Data excerpts
+ + +
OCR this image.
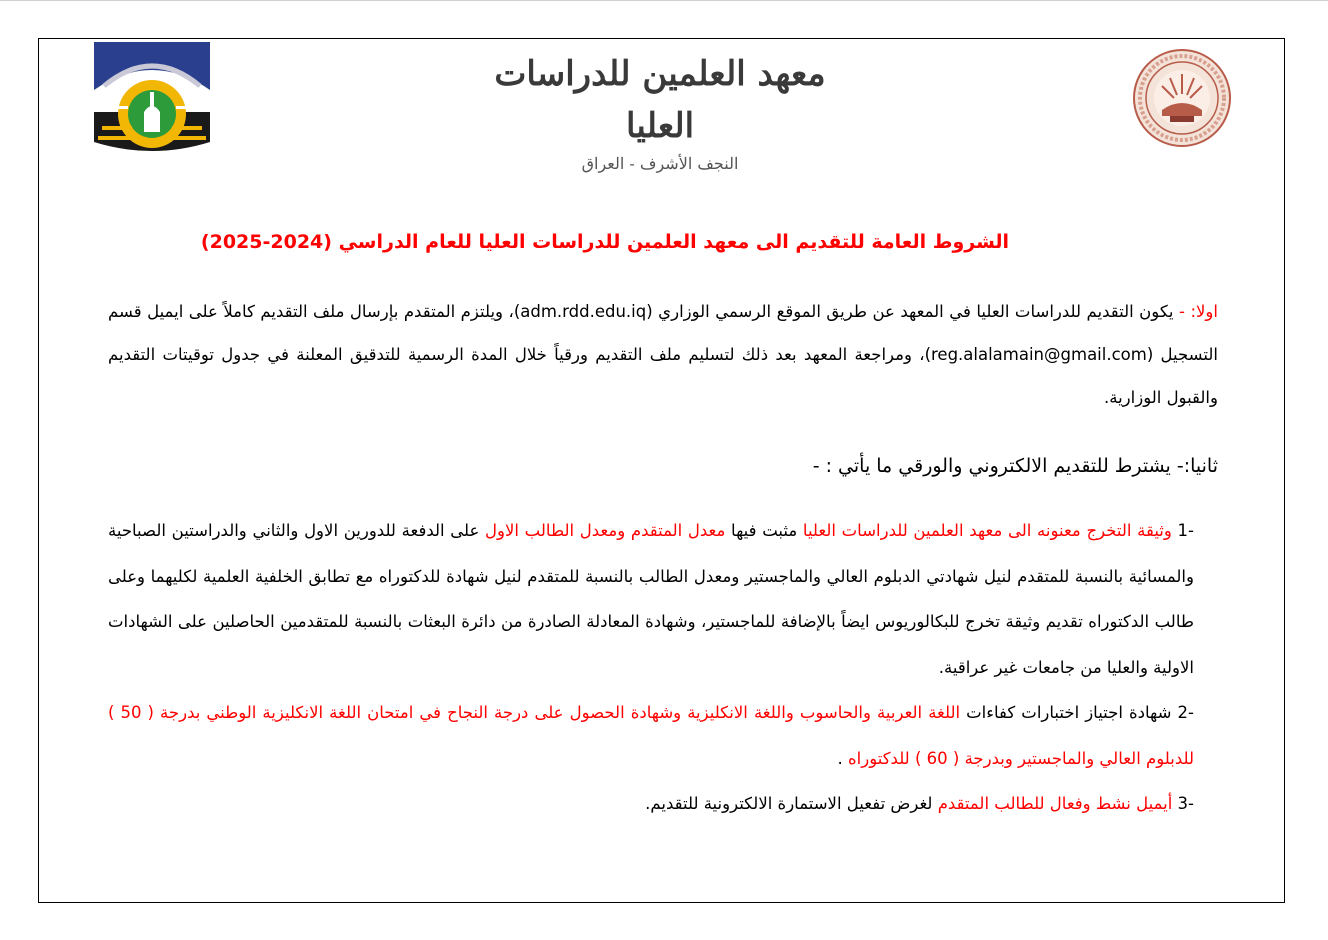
معهد العلمين للدراسات العليا
النجف الأشرف - العراق
الشروط العامة للتقديم الى معهد العلمين للدراسات العليا للعام الدراسي (2024-2025)

اولا: - يكون التقديم للدراسات العليا في المعهد عن طريق الموقع الرسمي الوزاري (adm.rdd.edu.iq)، ويلتزم المتقدم بإرسال ملف التقديم كاملاً على ايميل قسم التسجيل (reg.alalamain@gmail.com)، ومراجعة المعهد بعد ذلك لتسليم ملف التقديم ورقياً خلال المدة الرسمية للتدقيق المعلنة في جدول توقيتات التقديم والقبول الوزارية.

ثانيا:- يشترط للتقديم الالكتروني والورقي ما يأتي : -

1- وثيقة التخرج معنونه الى معهد العلمين للدراسات العليا مثبت فيها معدل المتقدم ومعدل الطالب الاول على الدفعة للدورين الاول والثاني والدراستين الصباحية والمسائية بالنسبة للمتقدم لنيل شهادتي الدبلوم العالي والماجستير ومعدل الطالب بالنسبة للمتقدم لنيل شهادة للدكتوراه مع تطابق الخلفية العلمية لكليهما وعلى طالب الدكتوراه تقديم وثيقة تخرج للبكالوريوس ايضاً بالإضافة للماجستير، وشهادة المعادلة الصادرة من دائرة البعثات بالنسبة للمتقدمين الحاصلين على الشهادات الاولية والعليا من جامعات غير عراقية.

2- شهادة اجتياز اختبارات كفاءات اللغة العربية والحاسوب واللغة الانكليزية وشهادة الحصول على درجة النجاح في امتحان اللغة الانكليزية الوطني بدرجة ( 50 ) للدبلوم العالي والماجستير وبدرجة ( 60 ) للدكتوراه .

3- أيميل نشط وفعال للطالب المتقدم لغرض تفعيل الاستمارة الالكترونية للتقديم.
+ + +
Problem
In the copy, include all records verbatim but no images.

Right answer
OCR this image.
معهد العلمين للدراسات العليا
النجف الأشرف - العراق
الشروط العامة للتقديم الى معهد العلمين للدراسات العليا للعام الدراسي (2024-2025)

اولا: - يكون التقديم للدراسات العليا في المعهد عن طريق الموقع الرسمي الوزاري (adm.rdd.edu.iq)، ويلتزم المتقدم بإرسال ملف التقديم كاملاً على ايميل قسم التسجيل (reg.alalamain@gmail.com)، ومراجعة المعهد بعد ذلك لتسليم ملف التقديم ورقياً خلال المدة الرسمية للتدقيق المعلنة في جدول توقيتات التقديم والقبول الوزارية.

ثانيا:- يشترط للتقديم الالكتروني والورقي ما يأتي : -

1- وثيقة التخرج معنونه الى معهد العلمين للدراسات العليا مثبت فيها معدل المتقدم ومعدل الطالب الاول على الدفعة للدورين الاول والثاني والدراستين الصباحية والمسائية بالنسبة للمتقدم لنيل شهادتي الدبلوم العالي والماجستير ومعدل الطالب بالنسبة للمتقدم لنيل شهادة للدكتوراه مع تطابق الخلفية العلمية لكليهما وعلى طالب الدكتوراه تقديم وثيقة تخرج للبكالوريوس ايضاً بالإضافة للماجستير، وشهادة المعادلة الصادرة من دائرة البعثات بالنسبة للمتقدمين الحاصلين على الشهادات الاولية والعليا من جامعات غير عراقية.

2- شهادة اجتياز اختبارات كفاءات اللغة العربية والحاسوب واللغة الانكليزية وشهادة الحصول على درجة النجاح في امتحان اللغة الانكليزية الوطني بدرجة ( 50 ) للدبلوم العالي والماجستير وبدرجة ( 60 ) للدكتوراه .

3- أيميل نشط وفعال للطالب المتقدم لغرض تفعيل الاستمارة الالكترونية للتقديم.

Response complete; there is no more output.